SHORT PROBLEM> Please output the lines shown below exactly as they appear.

Records that describe figures:
_____
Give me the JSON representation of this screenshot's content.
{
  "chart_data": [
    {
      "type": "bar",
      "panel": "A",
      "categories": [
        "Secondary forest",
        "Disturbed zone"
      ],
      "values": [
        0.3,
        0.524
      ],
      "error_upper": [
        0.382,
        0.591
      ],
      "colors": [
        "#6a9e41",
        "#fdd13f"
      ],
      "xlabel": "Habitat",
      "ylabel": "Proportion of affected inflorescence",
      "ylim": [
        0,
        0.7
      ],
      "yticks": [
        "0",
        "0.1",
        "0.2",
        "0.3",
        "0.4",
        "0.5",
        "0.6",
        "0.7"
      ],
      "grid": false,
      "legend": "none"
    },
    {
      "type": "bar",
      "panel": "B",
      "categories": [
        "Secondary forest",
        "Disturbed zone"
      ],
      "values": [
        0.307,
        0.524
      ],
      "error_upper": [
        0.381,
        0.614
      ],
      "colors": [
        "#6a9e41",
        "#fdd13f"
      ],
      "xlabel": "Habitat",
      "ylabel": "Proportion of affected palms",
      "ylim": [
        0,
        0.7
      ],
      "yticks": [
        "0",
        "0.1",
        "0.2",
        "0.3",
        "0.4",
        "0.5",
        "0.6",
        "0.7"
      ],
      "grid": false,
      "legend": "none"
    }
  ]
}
_____
OUTPUT FOR THIS EXERCISE>
Give me the JSON representation of this screenshot's content.
{
  "chart_data": [
    {
      "type": "bar",
      "panel": "A",
      "categories": [
        "Secondary forest",
        "Disturbed zone"
      ],
      "values": [
        0.3,
        0.524
      ],
      "error_upper": [
        0.382,
        0.591
      ],
      "colors": [
        "#6a9e41",
        "#fdd13f"
      ],
      "xlabel": "Habitat",
      "ylabel": "Proportion of affected inflorescence",
      "ylim": [
        0,
        0.7
      ],
      "yticks": [
        "0",
        "0.1",
        "0.2",
        "0.3",
        "0.4",
        "0.5",
        "0.6",
        "0.7"
      ],
      "grid": false,
      "legend": "none"
    },
    {
      "type": "bar",
      "panel": "B",
      "categories": [
        "Secondary forest",
        "Disturbed zone"
      ],
      "values": [
        0.307,
        0.524
      ],
      "error_upper": [
        0.381,
        0.614
      ],
      "colors": [
        "#6a9e41",
        "#fdd13f"
      ],
      "xlabel": "Habitat",
      "ylabel": "Proportion of affected palms",
      "ylim": [
        0,
        0.7
      ],
      "yticks": [
        "0",
        "0.1",
        "0.2",
        "0.3",
        "0.4",
        "0.5",
        "0.6",
        "0.7"
      ],
      "grid": false,
      "legend": "none"
    }
  ]
}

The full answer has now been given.